- WHAT IS REQUIRED
Copy out the stretch of the records from the very first line through the line that contains "x-tick-label: 2010 xyxy=(2353,1121,2394,1142)", both ends included, keeping every character unchanged.

- SUPPLIED RECORDS
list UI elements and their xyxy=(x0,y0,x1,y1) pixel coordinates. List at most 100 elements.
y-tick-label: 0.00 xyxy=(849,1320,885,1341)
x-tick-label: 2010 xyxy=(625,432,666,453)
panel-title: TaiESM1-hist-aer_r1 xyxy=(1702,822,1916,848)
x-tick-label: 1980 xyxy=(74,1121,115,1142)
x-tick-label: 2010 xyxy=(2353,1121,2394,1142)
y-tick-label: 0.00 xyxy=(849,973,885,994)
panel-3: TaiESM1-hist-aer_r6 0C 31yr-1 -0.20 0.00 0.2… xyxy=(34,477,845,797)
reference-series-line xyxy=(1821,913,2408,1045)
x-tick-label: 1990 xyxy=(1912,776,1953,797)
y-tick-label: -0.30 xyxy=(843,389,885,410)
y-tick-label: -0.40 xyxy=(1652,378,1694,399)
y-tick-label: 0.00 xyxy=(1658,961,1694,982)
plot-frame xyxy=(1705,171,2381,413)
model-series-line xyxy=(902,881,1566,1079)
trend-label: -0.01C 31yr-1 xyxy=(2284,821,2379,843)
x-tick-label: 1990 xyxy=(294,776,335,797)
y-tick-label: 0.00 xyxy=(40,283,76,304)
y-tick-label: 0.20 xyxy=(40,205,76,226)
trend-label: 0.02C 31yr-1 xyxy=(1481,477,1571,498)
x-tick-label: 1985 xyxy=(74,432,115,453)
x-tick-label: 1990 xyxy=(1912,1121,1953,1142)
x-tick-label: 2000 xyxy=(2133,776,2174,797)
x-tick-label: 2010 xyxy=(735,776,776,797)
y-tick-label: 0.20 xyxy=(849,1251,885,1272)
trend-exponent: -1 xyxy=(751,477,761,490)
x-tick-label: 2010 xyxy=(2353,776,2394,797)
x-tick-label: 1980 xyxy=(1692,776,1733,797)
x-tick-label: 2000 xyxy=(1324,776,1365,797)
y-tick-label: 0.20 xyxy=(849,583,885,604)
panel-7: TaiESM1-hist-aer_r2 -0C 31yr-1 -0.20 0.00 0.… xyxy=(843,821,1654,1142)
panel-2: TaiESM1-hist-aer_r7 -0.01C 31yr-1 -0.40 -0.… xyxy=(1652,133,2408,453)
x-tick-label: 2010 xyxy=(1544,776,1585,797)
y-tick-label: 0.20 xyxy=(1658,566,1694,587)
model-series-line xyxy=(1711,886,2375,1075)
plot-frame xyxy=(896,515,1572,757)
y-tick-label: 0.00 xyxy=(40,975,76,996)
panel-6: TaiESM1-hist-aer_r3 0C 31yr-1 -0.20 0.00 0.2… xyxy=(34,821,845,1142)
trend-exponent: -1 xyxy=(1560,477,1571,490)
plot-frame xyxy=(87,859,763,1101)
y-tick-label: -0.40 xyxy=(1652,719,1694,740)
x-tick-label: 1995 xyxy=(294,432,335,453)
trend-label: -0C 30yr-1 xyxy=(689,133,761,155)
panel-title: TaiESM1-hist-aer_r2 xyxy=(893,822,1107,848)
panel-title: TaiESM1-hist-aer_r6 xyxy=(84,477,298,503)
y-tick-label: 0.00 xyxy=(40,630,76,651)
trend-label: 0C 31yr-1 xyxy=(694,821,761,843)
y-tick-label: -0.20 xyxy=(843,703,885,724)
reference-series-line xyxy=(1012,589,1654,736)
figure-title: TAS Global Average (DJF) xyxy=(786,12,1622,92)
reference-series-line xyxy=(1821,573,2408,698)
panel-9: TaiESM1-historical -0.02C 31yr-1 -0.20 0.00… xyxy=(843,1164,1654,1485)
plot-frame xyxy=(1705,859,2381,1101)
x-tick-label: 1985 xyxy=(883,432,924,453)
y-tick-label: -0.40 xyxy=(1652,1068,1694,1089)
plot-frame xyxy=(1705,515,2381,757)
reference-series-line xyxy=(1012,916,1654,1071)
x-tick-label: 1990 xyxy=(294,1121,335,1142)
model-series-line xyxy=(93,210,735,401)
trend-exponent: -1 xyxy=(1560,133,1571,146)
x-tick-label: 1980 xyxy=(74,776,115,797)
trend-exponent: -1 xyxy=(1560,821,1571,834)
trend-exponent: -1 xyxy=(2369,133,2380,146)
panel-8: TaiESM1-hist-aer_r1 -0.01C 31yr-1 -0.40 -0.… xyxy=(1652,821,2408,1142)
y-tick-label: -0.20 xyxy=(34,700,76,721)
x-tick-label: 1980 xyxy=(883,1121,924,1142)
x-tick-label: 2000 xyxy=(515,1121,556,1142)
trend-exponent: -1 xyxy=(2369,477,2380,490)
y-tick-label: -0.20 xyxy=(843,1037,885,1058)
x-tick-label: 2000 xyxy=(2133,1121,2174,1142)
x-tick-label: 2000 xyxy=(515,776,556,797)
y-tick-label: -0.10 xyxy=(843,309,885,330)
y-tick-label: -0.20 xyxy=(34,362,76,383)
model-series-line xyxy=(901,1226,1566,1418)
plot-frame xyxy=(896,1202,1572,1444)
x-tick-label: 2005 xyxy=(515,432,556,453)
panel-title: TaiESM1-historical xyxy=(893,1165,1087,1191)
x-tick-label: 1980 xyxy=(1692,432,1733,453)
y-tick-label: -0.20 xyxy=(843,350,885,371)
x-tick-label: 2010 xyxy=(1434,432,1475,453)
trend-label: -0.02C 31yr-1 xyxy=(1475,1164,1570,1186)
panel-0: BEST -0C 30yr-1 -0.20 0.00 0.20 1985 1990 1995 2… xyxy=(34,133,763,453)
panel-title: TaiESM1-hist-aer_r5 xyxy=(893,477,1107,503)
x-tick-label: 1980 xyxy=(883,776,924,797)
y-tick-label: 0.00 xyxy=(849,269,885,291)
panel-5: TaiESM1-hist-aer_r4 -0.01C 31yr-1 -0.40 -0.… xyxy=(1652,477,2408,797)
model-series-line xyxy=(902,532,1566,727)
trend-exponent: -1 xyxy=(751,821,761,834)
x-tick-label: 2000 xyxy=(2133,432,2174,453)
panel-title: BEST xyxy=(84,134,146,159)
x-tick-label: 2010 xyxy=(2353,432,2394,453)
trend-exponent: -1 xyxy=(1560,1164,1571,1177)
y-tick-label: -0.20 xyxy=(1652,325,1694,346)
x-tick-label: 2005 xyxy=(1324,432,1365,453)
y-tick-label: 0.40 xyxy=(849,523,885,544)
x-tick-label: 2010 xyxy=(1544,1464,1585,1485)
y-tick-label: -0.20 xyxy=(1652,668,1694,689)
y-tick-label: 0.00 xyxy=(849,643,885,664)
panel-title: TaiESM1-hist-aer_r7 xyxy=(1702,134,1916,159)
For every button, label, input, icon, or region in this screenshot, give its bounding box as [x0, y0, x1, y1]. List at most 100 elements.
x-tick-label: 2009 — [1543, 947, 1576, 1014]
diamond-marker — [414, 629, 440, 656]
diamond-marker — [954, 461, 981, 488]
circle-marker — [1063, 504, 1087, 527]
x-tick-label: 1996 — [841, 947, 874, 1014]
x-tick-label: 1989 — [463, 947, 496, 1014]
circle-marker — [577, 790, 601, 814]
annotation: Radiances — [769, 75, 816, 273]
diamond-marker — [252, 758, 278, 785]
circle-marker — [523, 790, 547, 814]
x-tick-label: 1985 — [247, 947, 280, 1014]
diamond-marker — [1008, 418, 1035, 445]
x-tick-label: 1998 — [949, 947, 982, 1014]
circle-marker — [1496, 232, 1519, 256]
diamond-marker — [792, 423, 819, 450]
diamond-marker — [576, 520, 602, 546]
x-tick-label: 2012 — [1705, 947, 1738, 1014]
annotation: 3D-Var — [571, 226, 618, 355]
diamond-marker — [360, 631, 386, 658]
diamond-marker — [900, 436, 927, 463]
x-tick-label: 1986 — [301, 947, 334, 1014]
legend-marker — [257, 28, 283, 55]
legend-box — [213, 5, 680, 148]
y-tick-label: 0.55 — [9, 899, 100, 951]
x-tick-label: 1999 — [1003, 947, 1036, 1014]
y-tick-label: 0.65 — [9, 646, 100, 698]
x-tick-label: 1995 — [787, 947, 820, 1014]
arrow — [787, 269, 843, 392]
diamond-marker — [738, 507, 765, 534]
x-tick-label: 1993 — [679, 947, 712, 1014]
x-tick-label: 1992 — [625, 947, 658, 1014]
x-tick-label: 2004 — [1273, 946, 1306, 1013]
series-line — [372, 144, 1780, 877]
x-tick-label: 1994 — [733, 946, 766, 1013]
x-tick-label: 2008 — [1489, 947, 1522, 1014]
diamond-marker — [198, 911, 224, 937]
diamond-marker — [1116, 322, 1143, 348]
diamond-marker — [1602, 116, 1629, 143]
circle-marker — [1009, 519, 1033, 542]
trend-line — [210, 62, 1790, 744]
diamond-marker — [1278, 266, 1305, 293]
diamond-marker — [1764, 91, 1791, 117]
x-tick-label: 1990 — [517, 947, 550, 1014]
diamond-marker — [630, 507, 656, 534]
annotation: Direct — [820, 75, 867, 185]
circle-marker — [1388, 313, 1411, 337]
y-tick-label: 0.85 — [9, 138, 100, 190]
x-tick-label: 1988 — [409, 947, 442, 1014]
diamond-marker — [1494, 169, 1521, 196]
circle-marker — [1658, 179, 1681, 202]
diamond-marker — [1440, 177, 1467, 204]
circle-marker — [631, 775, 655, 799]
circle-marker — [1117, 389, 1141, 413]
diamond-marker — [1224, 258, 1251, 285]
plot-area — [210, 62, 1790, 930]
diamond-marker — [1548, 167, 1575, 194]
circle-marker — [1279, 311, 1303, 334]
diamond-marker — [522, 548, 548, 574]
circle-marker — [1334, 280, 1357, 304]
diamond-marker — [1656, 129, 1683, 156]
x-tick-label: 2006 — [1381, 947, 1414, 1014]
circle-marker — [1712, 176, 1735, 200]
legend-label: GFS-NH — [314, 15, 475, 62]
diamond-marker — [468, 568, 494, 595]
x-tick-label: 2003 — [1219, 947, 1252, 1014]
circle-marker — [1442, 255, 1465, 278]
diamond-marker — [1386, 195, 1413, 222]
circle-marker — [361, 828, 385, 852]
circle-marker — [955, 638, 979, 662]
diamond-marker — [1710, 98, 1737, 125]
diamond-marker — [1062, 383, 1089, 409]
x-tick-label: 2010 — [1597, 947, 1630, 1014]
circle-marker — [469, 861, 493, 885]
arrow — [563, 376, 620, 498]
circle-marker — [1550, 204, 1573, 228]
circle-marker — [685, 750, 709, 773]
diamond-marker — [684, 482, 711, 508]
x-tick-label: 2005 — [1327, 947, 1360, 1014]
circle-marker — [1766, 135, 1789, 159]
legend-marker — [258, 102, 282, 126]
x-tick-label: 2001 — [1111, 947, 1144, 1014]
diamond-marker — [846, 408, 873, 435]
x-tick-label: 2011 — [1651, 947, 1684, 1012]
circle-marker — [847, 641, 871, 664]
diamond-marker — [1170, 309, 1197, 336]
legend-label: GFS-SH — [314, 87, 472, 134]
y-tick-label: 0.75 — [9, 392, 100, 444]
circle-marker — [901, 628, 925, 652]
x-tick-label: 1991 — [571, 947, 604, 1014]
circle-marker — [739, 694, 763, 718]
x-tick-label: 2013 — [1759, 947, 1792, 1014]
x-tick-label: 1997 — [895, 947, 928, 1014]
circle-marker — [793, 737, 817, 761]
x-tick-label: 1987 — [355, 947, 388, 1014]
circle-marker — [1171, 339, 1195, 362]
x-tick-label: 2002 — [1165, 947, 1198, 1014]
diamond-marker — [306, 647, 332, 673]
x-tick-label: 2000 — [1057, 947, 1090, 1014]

- EXERCISE RESULT
list UI elements and their xyxy=(x0,y0,x1,y1) pixel coordinates. List at most 100 elements.
y-tick-label: 0.00 xyxy=(849,1320,885,1341)
x-tick-label: 2010 xyxy=(625,432,666,453)
panel-title: TaiESM1-hist-aer_r1 xyxy=(1702,822,1916,848)
x-tick-label: 1980 xyxy=(74,1121,115,1142)
x-tick-label: 2010 xyxy=(2353,1121,2394,1142)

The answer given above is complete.